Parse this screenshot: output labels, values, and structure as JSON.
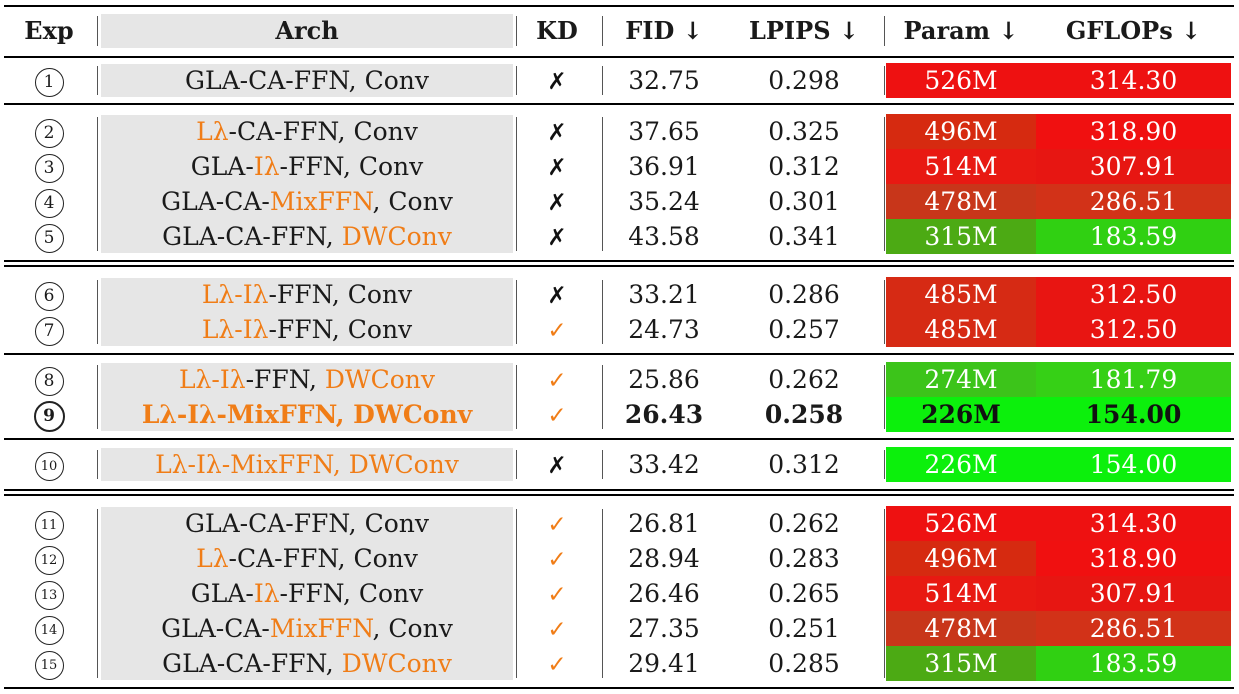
{
  "headers": {
    "exp": "Exp",
    "arch": "Arch",
    "kd": "KD",
    "fid": "FID ↓",
    "lpips": "LPIPS ↓",
    "param": "Param ↓",
    "gflops": "GFLOPs ↓"
  },
  "marks": {
    "cross": "✗",
    "check": "✓"
  },
  "colors": {
    "orange_accent": "#f07d17",
    "arch_bg": "#e6e6e6"
  },
  "rows": [
    {
      "exp": "1",
      "arch": [
        [
          "GLA-CA-FFN, Conv",
          0
        ]
      ],
      "kd": "cross",
      "fid": "32.75",
      "lpips": "0.298",
      "param": "526M",
      "gflops": "314.30",
      "param_color": "#ee1111",
      "gflops_color": "#ee1111"
    },
    {
      "exp": "2",
      "arch": [
        [
          "Lλ",
          1
        ],
        [
          "-CA-FFN, Conv",
          0
        ]
      ],
      "kd": "cross",
      "fid": "37.65",
      "lpips": "0.325",
      "param": "496M",
      "gflops": "318.90",
      "param_color": "#d62a10",
      "gflops_color": "#f01010"
    },
    {
      "exp": "3",
      "arch": [
        [
          "GLA-",
          0
        ],
        [
          "Iλ",
          1
        ],
        [
          "-FFN, Conv",
          0
        ]
      ],
      "kd": "cross",
      "fid": "36.91",
      "lpips": "0.312",
      "param": "514M",
      "gflops": "307.91",
      "param_color": "#e81912",
      "gflops_color": "#e71612"
    },
    {
      "exp": "4",
      "arch": [
        [
          "GLA-CA-",
          0
        ],
        [
          "MixFFN",
          1
        ],
        [
          ", Conv",
          0
        ]
      ],
      "kd": "cross",
      "fid": "35.24",
      "lpips": "0.301",
      "param": "478M",
      "gflops": "286.51",
      "param_color": "#c8361a",
      "gflops_color": "#d23218"
    },
    {
      "exp": "5",
      "arch": [
        [
          "GLA-CA-FFN, ",
          0
        ],
        [
          "DWConv",
          1
        ]
      ],
      "kd": "cross",
      "fid": "43.58",
      "lpips": "0.341",
      "param": "315M",
      "gflops": "183.59",
      "param_color": "#4caa14",
      "gflops_color": "#30d012"
    },
    {
      "exp": "6",
      "arch": [
        [
          "Lλ-Iλ",
          1
        ],
        [
          "-FFN, Conv",
          0
        ]
      ],
      "kd": "cross",
      "fid": "33.21",
      "lpips": "0.286",
      "param": "485M",
      "gflops": "312.50",
      "param_color": "#d62a14",
      "gflops_color": "#e81512"
    },
    {
      "exp": "7",
      "arch": [
        [
          "Lλ-Iλ",
          1
        ],
        [
          "-FFN, Conv",
          0
        ]
      ],
      "kd": "check",
      "fid": "24.73",
      "lpips": "0.257",
      "param": "485M",
      "gflops": "312.50",
      "param_color": "#d62a14",
      "gflops_color": "#e81512"
    },
    {
      "exp": "8",
      "arch": [
        [
          "Lλ-Iλ",
          1
        ],
        [
          "-FFN, ",
          0
        ],
        [
          "DWConv",
          1
        ]
      ],
      "kd": "check",
      "fid": "25.86",
      "lpips": "0.262",
      "param": "274M",
      "gflops": "181.79",
      "param_color": "#3cc41a",
      "gflops_color": "#36d016"
    },
    {
      "exp": "9",
      "arch": [
        [
          "Lλ-Iλ-MixFFN, DWConv",
          1
        ]
      ],
      "kd": "check",
      "fid": "26.43",
      "lpips": "0.258",
      "param": "226M",
      "gflops": "154.00",
      "param_color": "#0cf00c",
      "gflops_color": "#0cf00c",
      "bold": true
    },
    {
      "exp": "10",
      "arch": [
        [
          "Lλ-Iλ-MixFFN, DWConv",
          1
        ]
      ],
      "kd": "cross",
      "fid": "33.42",
      "lpips": "0.312",
      "param": "226M",
      "gflops": "154.00",
      "param_color": "#0cf00c",
      "gflops_color": "#0cf00c"
    },
    {
      "exp": "11",
      "arch": [
        [
          "GLA-CA-FFN, Conv",
          0
        ]
      ],
      "kd": "check",
      "fid": "26.81",
      "lpips": "0.262",
      "param": "526M",
      "gflops": "314.30",
      "param_color": "#ee1111",
      "gflops_color": "#ee1111"
    },
    {
      "exp": "12",
      "arch": [
        [
          "Lλ",
          1
        ],
        [
          "-CA-FFN, Conv",
          0
        ]
      ],
      "kd": "check",
      "fid": "28.94",
      "lpips": "0.283",
      "param": "496M",
      "gflops": "318.90",
      "param_color": "#d62a10",
      "gflops_color": "#f01010"
    },
    {
      "exp": "13",
      "arch": [
        [
          "GLA-",
          0
        ],
        [
          "Iλ",
          1
        ],
        [
          "-FFN, Conv",
          0
        ]
      ],
      "kd": "check",
      "fid": "26.46",
      "lpips": "0.265",
      "param": "514M",
      "gflops": "307.91",
      "param_color": "#e81912",
      "gflops_color": "#e71612"
    },
    {
      "exp": "14",
      "arch": [
        [
          "GLA-CA-",
          0
        ],
        [
          "MixFFN",
          1
        ],
        [
          ", Conv",
          0
        ]
      ],
      "kd": "check",
      "fid": "27.35",
      "lpips": "0.251",
      "param": "478M",
      "gflops": "286.51",
      "param_color": "#c8361a",
      "gflops_color": "#d23218"
    },
    {
      "exp": "15",
      "arch": [
        [
          "GLA-CA-FFN, ",
          0
        ],
        [
          "DWConv",
          1
        ]
      ],
      "kd": "check",
      "fid": "29.41",
      "lpips": "0.285",
      "param": "315M",
      "gflops": "183.59",
      "param_color": "#4caa14",
      "gflops_color": "#30d012"
    }
  ]
}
----------
__Instructions for the task__: From start to finish, output the listing exactly, but omit its pictures.

__Solution to this problem__:
Parse this screenshot: output labels, values, and structure as JSON.
{
  "headers": {
    "exp": "Exp",
    "arch": "Arch",
    "kd": "KD",
    "fid": "FID ↓",
    "lpips": "LPIPS ↓",
    "param": "Param ↓",
    "gflops": "GFLOPs ↓"
  },
  "marks": {
    "cross": "✗",
    "check": "✓"
  },
  "colors": {
    "orange_accent": "#f07d17",
    "arch_bg": "#e6e6e6"
  },
  "rows": [
    {
      "exp": "1",
      "arch": [
        [
          "GLA-CA-FFN, Conv",
          0
        ]
      ],
      "kd": "cross",
      "fid": "32.75",
      "lpips": "0.298",
      "param": "526M",
      "gflops": "314.30",
      "param_color": "#ee1111",
      "gflops_color": "#ee1111"
    },
    {
      "exp": "2",
      "arch": [
        [
          "Lλ",
          1
        ],
        [
          "-CA-FFN, Conv",
          0
        ]
      ],
      "kd": "cross",
      "fid": "37.65",
      "lpips": "0.325",
      "param": "496M",
      "gflops": "318.90",
      "param_color": "#d62a10",
      "gflops_color": "#f01010"
    },
    {
      "exp": "3",
      "arch": [
        [
          "GLA-",
          0
        ],
        [
          "Iλ",
          1
        ],
        [
          "-FFN, Conv",
          0
        ]
      ],
      "kd": "cross",
      "fid": "36.91",
      "lpips": "0.312",
      "param": "514M",
      "gflops": "307.91",
      "param_color": "#e81912",
      "gflops_color": "#e71612"
    },
    {
      "exp": "4",
      "arch": [
        [
          "GLA-CA-",
          0
        ],
        [
          "MixFFN",
          1
        ],
        [
          ", Conv",
          0
        ]
      ],
      "kd": "cross",
      "fid": "35.24",
      "lpips": "0.301",
      "param": "478M",
      "gflops": "286.51",
      "param_color": "#c8361a",
      "gflops_color": "#d23218"
    },
    {
      "exp": "5",
      "arch": [
        [
          "GLA-CA-FFN, ",
          0
        ],
        [
          "DWConv",
          1
        ]
      ],
      "kd": "cross",
      "fid": "43.58",
      "lpips": "0.341",
      "param": "315M",
      "gflops": "183.59",
      "param_color": "#4caa14",
      "gflops_color": "#30d012"
    },
    {
      "exp": "6",
      "arch": [
        [
          "Lλ-Iλ",
          1
        ],
        [
          "-FFN, Conv",
          0
        ]
      ],
      "kd": "cross",
      "fid": "33.21",
      "lpips": "0.286",
      "param": "485M",
      "gflops": "312.50",
      "param_color": "#d62a14",
      "gflops_color": "#e81512"
    },
    {
      "exp": "7",
      "arch": [
        [
          "Lλ-Iλ",
          1
        ],
        [
          "-FFN, Conv",
          0
        ]
      ],
      "kd": "check",
      "fid": "24.73",
      "lpips": "0.257",
      "param": "485M",
      "gflops": "312.50",
      "param_color": "#d62a14",
      "gflops_color": "#e81512"
    },
    {
      "exp": "8",
      "arch": [
        [
          "Lλ-Iλ",
          1
        ],
        [
          "-FFN, ",
          0
        ],
        [
          "DWConv",
          1
        ]
      ],
      "kd": "check",
      "fid": "25.86",
      "lpips": "0.262",
      "param": "274M",
      "gflops": "181.79",
      "param_color": "#3cc41a",
      "gflops_color": "#36d016"
    },
    {
      "exp": "9",
      "arch": [
        [
          "Lλ-Iλ-MixFFN, DWConv",
          1
        ]
      ],
      "kd": "check",
      "fid": "26.43",
      "lpips": "0.258",
      "param": "226M",
      "gflops": "154.00",
      "param_color": "#0cf00c",
      "gflops_color": "#0cf00c",
      "bold": true
    },
    {
      "exp": "10",
      "arch": [
        [
          "Lλ-Iλ-MixFFN, DWConv",
          1
        ]
      ],
      "kd": "cross",
      "fid": "33.42",
      "lpips": "0.312",
      "param": "226M",
      "gflops": "154.00",
      "param_color": "#0cf00c",
      "gflops_color": "#0cf00c"
    },
    {
      "exp": "11",
      "arch": [
        [
          "GLA-CA-FFN, Conv",
          0
        ]
      ],
      "kd": "check",
      "fid": "26.81",
      "lpips": "0.262",
      "param": "526M",
      "gflops": "314.30",
      "param_color": "#ee1111",
      "gflops_color": "#ee1111"
    },
    {
      "exp": "12",
      "arch": [
        [
          "Lλ",
          1
        ],
        [
          "-CA-FFN, Conv",
          0
        ]
      ],
      "kd": "check",
      "fid": "28.94",
      "lpips": "0.283",
      "param": "496M",
      "gflops": "318.90",
      "param_color": "#d62a10",
      "gflops_color": "#f01010"
    },
    {
      "exp": "13",
      "arch": [
        [
          "GLA-",
          0
        ],
        [
          "Iλ",
          1
        ],
        [
          "-FFN, Conv",
          0
        ]
      ],
      "kd": "check",
      "fid": "26.46",
      "lpips": "0.265",
      "param": "514M",
      "gflops": "307.91",
      "param_color": "#e81912",
      "gflops_color": "#e71612"
    },
    {
      "exp": "14",
      "arch": [
        [
          "GLA-CA-",
          0
        ],
        [
          "MixFFN",
          1
        ],
        [
          ", Conv",
          0
        ]
      ],
      "kd": "check",
      "fid": "27.35",
      "lpips": "0.251",
      "param": "478M",
      "gflops": "286.51",
      "param_color": "#c8361a",
      "gflops_color": "#d23218"
    },
    {
      "exp": "15",
      "arch": [
        [
          "GLA-CA-FFN, ",
          0
        ],
        [
          "DWConv",
          1
        ]
      ],
      "kd": "check",
      "fid": "29.41",
      "lpips": "0.285",
      "param": "315M",
      "gflops": "183.59",
      "param_color": "#4caa14",
      "gflops_color": "#30d012"
    }
  ]
}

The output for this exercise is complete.